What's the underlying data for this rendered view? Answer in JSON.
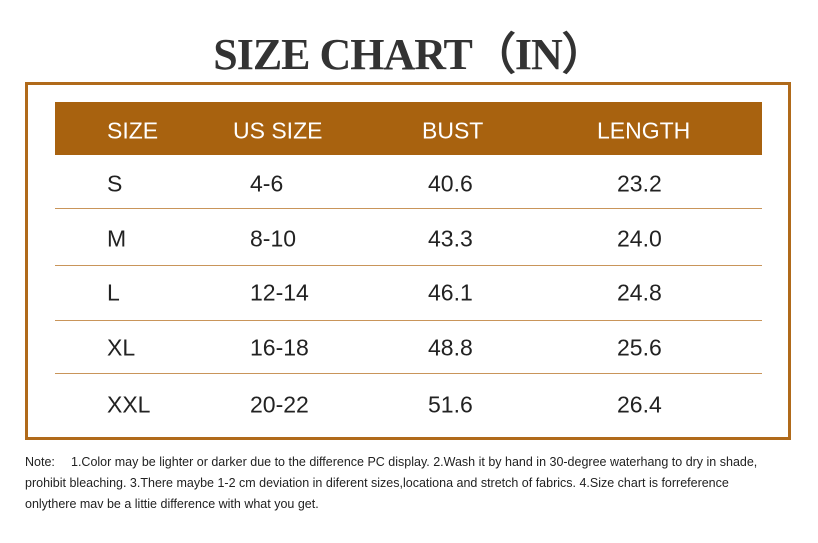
{
  "title": "SIZE CHART（IN）",
  "table": {
    "header": [
      "SIZE",
      "US SIZE",
      "BUST",
      "LENGTH"
    ],
    "rows": [
      [
        "S",
        "4-6",
        "40.6",
        "23.2"
      ],
      [
        "M",
        "8-10",
        "43.3",
        "24.0"
      ],
      [
        "L",
        "12-14",
        "46.1",
        "24.8"
      ],
      [
        "XL",
        "16-18",
        "48.8",
        "25.6"
      ],
      [
        "XXL",
        "20-22",
        "51.6",
        "26.4"
      ]
    ]
  },
  "note": {
    "label": "Note:",
    "lines": [
      "1.Color may be lighter or darker due to the difference PC display.  2.Wash it by hand in 30-degree waterhang to dry in shade,",
      "prohibit bleaching.  3.There maybe 1-2 cm deviation in diferent sizes,locationa and stretch of fabrics.  4.Size chart is forreference",
      "onlythere mav be a littie difference with what you get."
    ]
  }
}
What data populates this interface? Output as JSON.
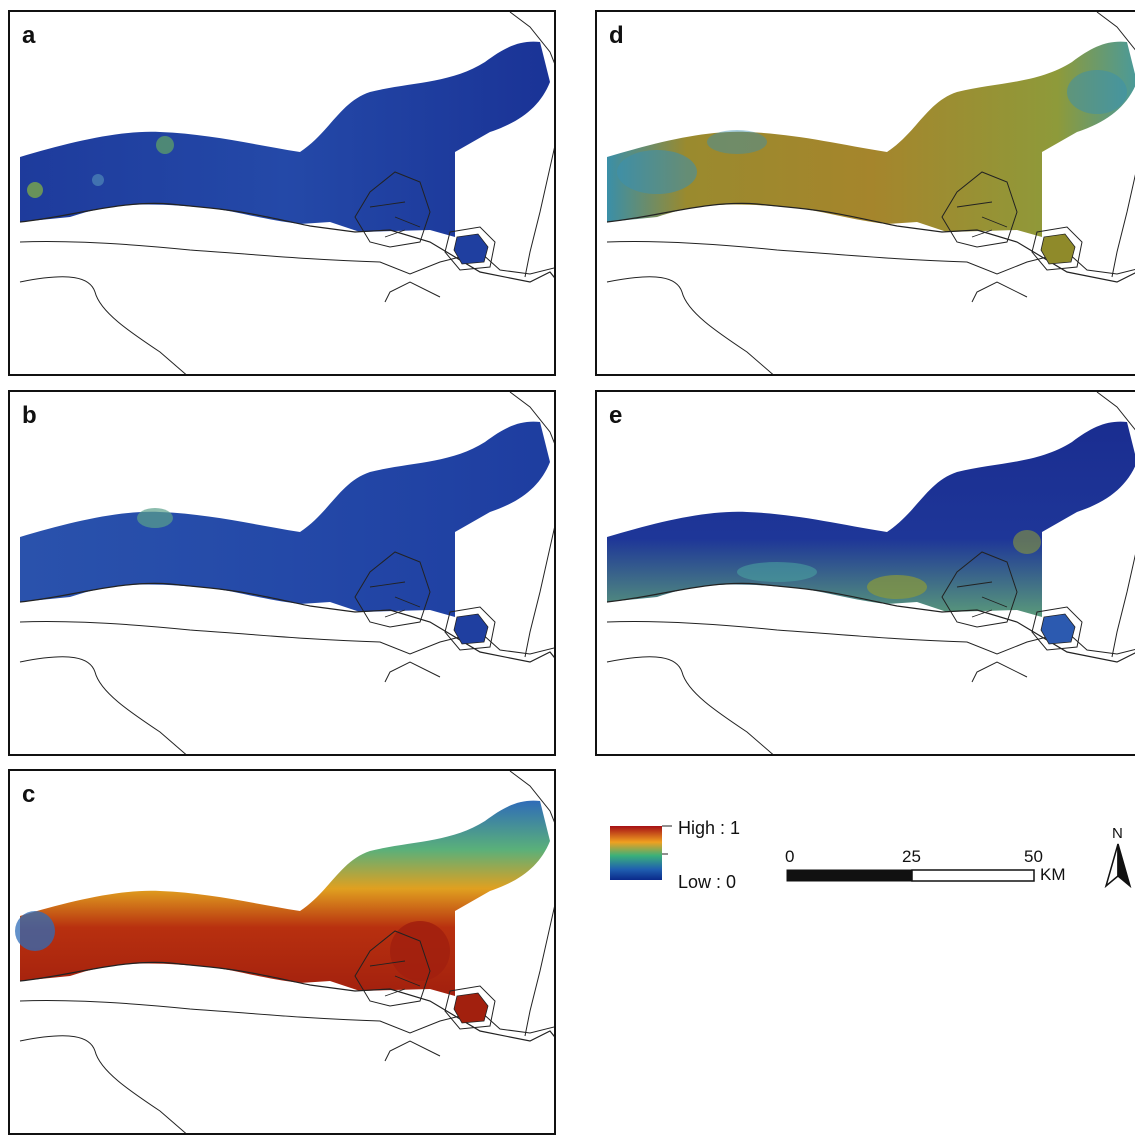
{
  "panels": [
    {
      "id": "a",
      "label": "a",
      "palette": [
        "#1f3fa0",
        "#2a56b0",
        "#1a3396"
      ],
      "island": "#1f3fa0"
    },
    {
      "id": "d",
      "label": "d",
      "palette": [
        "#8f8a2a",
        "#a5862c",
        "#3a8fa0"
      ],
      "island": "#8f8a2a"
    },
    {
      "id": "b",
      "label": "b",
      "palette": [
        "#2449a8",
        "#2f62b4",
        "#1c3b9c"
      ],
      "island": "#1f3fa0"
    },
    {
      "id": "e",
      "label": "e",
      "palette": [
        "#1c2f92",
        "#2a4fae",
        "#6a9a5a"
      ],
      "island": "#2c5ab0"
    },
    {
      "id": "c",
      "label": "c",
      "palette": [
        "#a2200e",
        "#cc5a1a",
        "#3a7abc"
      ],
      "island": "#a2200e"
    }
  ],
  "legend": {
    "high_label": "High : 1",
    "low_label": "Low : 0",
    "colors": [
      "#a50f15",
      "#f0a020",
      "#3ab07a",
      "#2060b0",
      "#0a2a8a"
    ]
  },
  "scale_bar": {
    "ticks": [
      "0",
      "25",
      "50"
    ],
    "unit": "KM"
  },
  "north_arrow": {
    "label": "N"
  }
}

→ Problem to solve: In the records above, locate each line with the word "JSON". Copy all such lines.

→ Correct output:
What's the underlying data for this rendered view? Answer in JSON.
What data populates this interface? Output as JSON.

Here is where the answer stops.